What is required >> Each line containing the word "this" needs to be copied.

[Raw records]
----------------------------------------
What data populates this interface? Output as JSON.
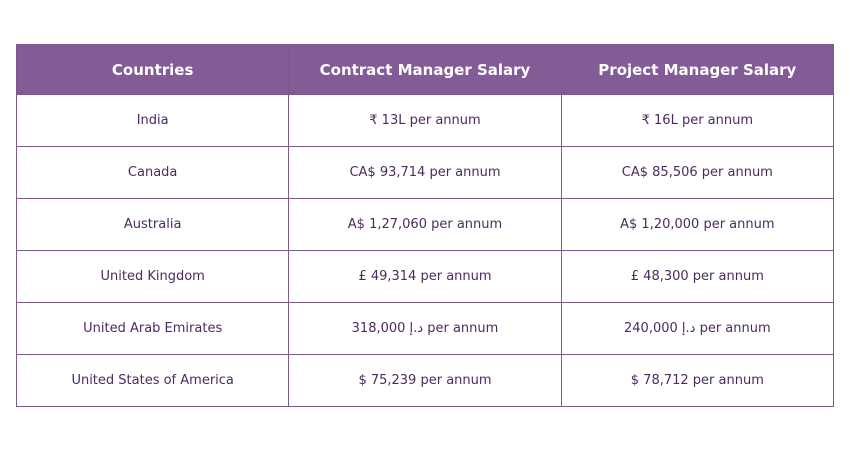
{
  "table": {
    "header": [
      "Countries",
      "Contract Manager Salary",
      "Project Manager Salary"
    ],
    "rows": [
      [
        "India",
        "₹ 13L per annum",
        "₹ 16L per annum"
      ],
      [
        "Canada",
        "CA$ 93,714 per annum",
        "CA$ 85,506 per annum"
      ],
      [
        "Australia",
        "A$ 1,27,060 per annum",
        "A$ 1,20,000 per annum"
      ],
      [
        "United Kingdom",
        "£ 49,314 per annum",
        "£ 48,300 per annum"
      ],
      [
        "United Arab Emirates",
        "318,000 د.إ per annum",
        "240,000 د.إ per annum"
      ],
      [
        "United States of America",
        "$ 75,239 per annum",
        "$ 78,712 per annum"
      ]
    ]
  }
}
----------------------------------------
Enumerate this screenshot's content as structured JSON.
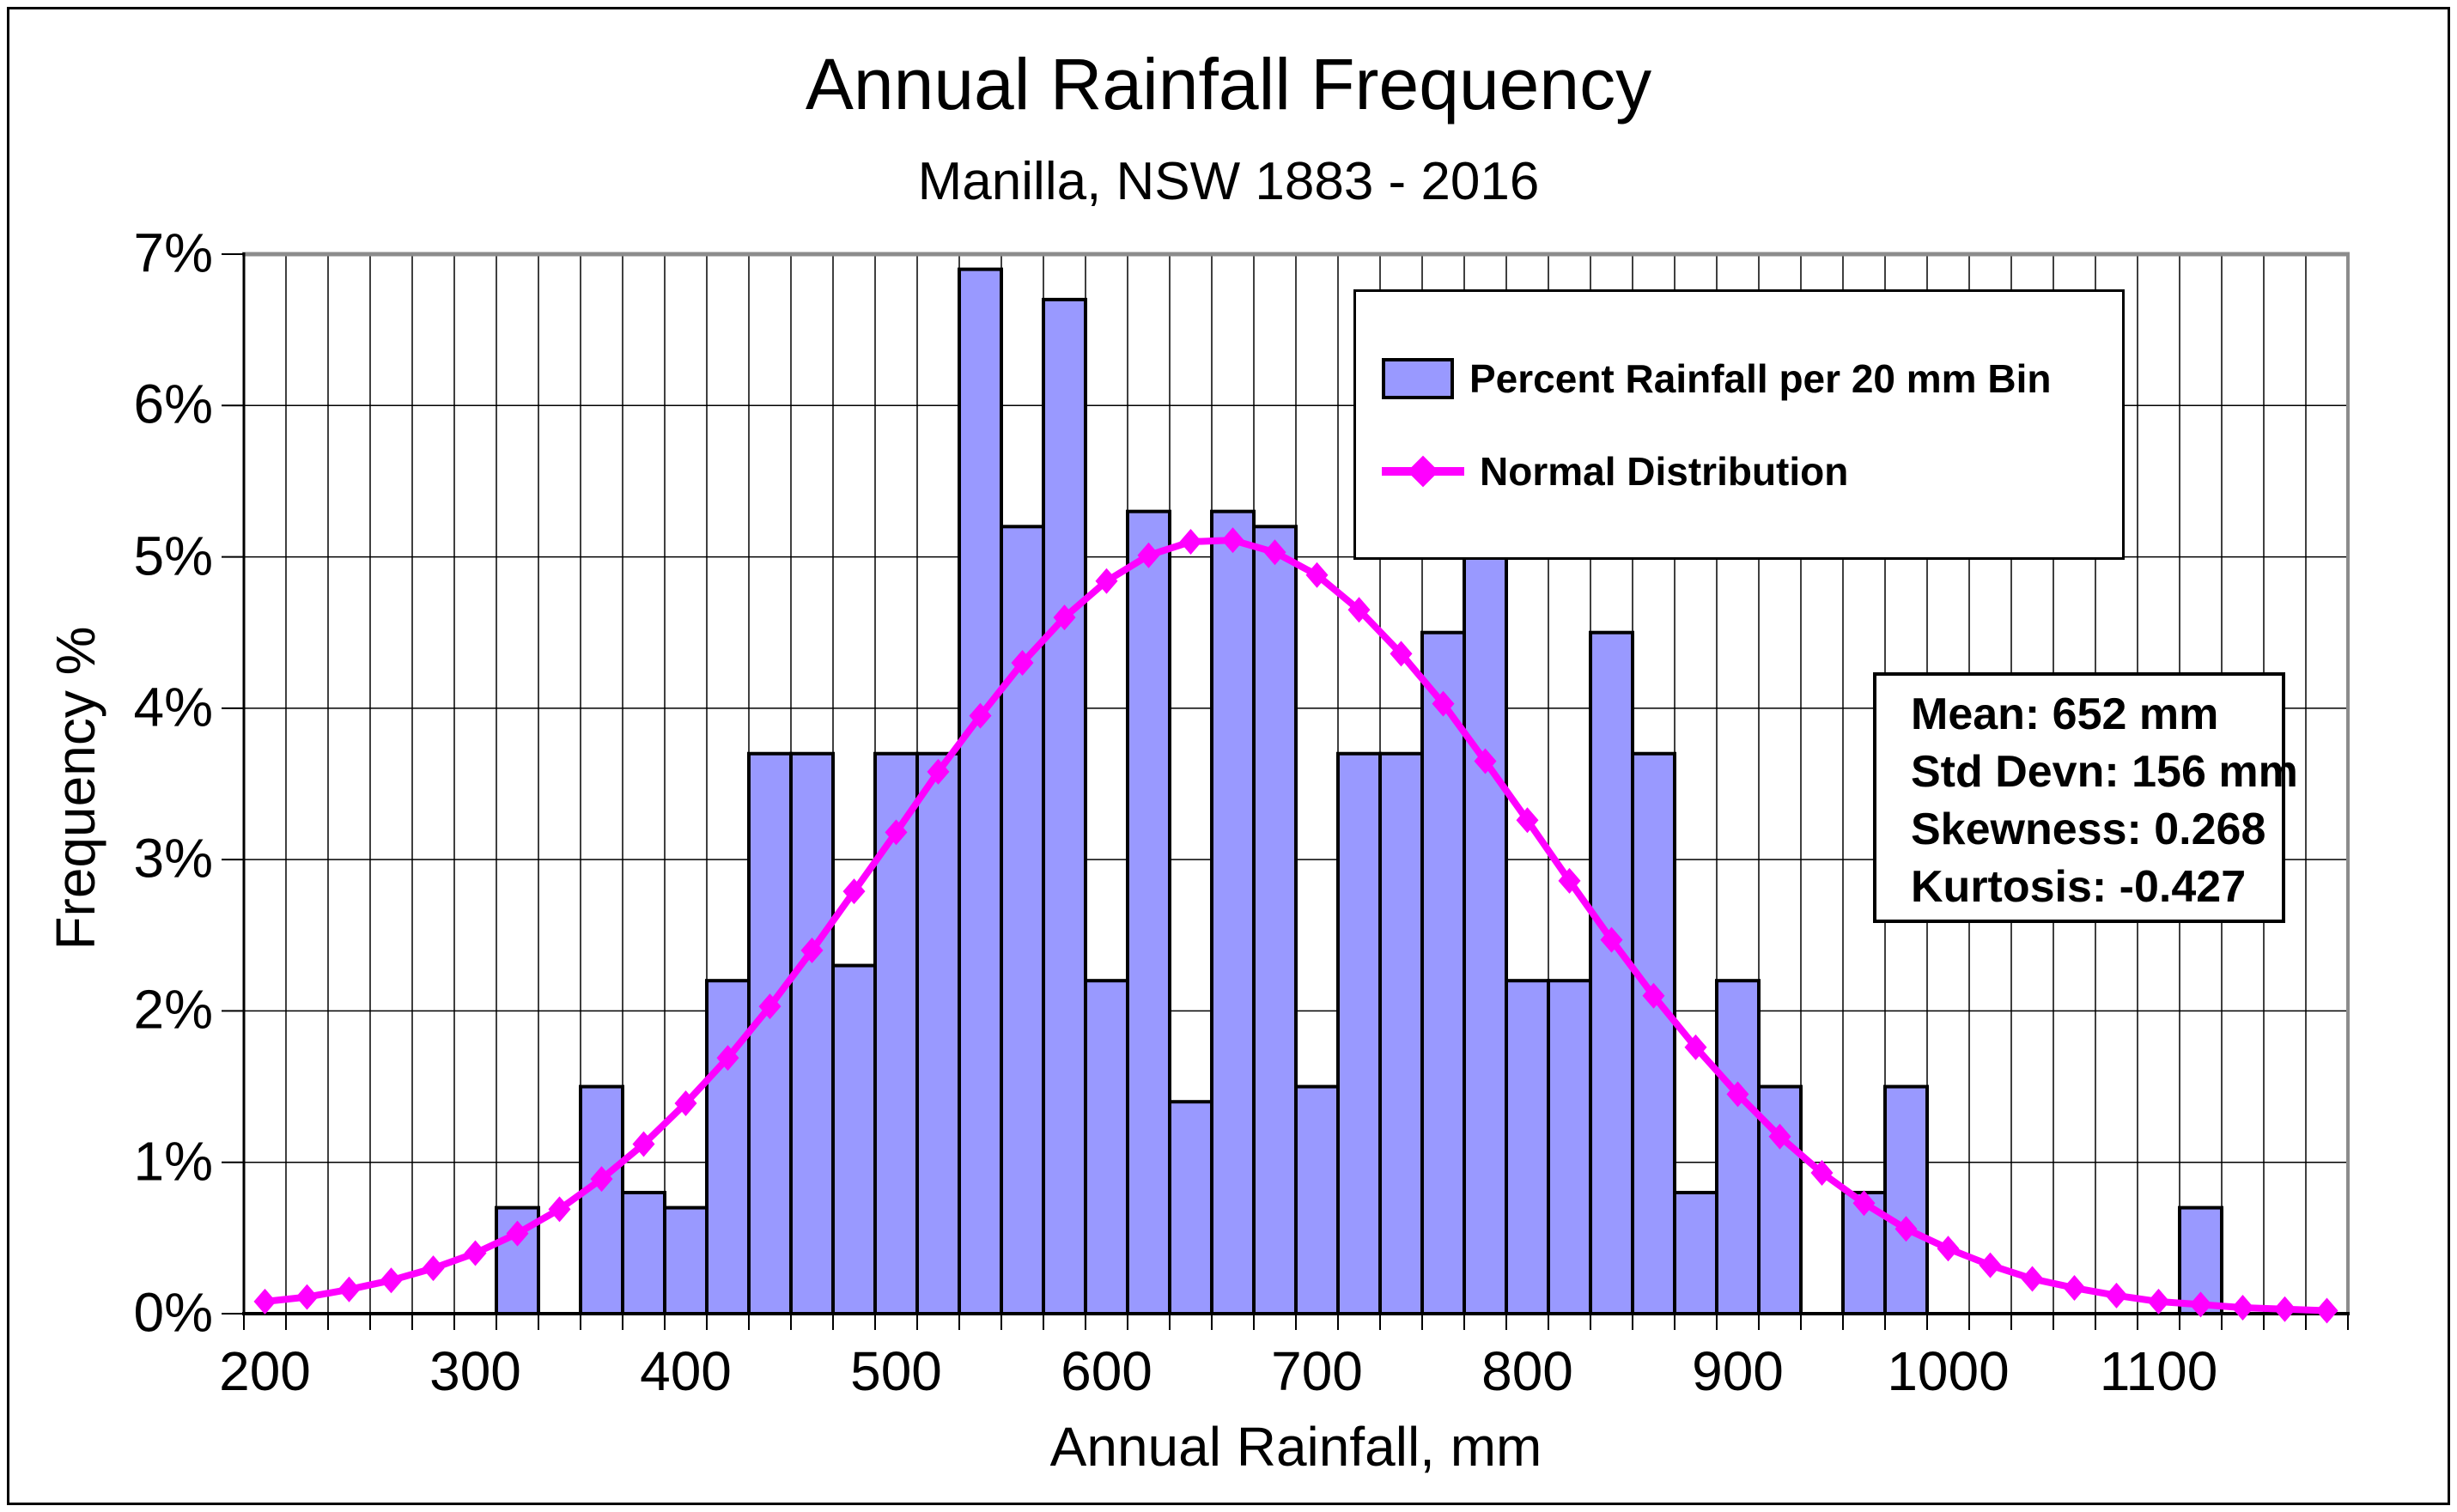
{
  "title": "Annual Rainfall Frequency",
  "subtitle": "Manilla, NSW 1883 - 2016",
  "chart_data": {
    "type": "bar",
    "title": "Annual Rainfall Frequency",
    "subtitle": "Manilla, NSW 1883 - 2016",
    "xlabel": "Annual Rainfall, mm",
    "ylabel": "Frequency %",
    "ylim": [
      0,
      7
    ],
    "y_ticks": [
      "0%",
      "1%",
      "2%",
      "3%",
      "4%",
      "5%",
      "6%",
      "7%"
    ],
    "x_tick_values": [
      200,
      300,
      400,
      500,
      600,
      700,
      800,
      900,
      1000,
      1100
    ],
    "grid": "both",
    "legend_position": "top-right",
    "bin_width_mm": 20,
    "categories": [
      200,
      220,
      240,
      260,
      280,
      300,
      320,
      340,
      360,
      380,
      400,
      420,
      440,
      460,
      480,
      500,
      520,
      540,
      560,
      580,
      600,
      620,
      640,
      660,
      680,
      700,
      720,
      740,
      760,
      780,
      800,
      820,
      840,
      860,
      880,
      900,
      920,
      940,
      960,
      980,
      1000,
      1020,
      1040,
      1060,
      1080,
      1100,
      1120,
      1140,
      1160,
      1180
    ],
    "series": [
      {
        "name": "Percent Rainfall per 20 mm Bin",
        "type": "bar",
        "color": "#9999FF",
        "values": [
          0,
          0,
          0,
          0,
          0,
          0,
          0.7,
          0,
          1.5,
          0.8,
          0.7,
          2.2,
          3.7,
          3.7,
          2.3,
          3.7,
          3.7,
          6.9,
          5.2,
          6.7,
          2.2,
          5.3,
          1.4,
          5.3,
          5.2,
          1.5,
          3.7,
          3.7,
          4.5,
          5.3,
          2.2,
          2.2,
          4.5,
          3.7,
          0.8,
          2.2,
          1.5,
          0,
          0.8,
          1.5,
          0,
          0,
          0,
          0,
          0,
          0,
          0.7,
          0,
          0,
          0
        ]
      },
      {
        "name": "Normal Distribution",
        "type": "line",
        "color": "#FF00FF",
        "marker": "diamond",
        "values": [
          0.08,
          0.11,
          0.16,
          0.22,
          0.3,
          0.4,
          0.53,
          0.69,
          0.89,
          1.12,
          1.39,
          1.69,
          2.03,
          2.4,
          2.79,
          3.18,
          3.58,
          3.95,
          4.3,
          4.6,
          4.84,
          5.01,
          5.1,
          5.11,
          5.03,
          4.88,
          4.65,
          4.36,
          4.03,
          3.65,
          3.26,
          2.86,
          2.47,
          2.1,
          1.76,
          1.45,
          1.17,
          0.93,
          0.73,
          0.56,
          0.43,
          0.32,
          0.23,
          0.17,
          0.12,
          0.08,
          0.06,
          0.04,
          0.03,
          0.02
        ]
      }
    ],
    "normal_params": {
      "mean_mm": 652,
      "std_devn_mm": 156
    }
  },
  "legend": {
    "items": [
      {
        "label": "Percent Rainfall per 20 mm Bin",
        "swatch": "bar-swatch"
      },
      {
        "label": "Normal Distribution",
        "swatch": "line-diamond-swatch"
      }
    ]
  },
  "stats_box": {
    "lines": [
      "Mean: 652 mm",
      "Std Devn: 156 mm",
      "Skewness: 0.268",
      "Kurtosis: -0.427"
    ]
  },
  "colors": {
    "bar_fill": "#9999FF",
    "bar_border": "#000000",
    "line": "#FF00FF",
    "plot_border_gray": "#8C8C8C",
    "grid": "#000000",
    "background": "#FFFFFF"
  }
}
----------------------------------------
Task answer >>
What data populates this interface? Output as JSON.
Enumerate this screenshot's content as structured JSON.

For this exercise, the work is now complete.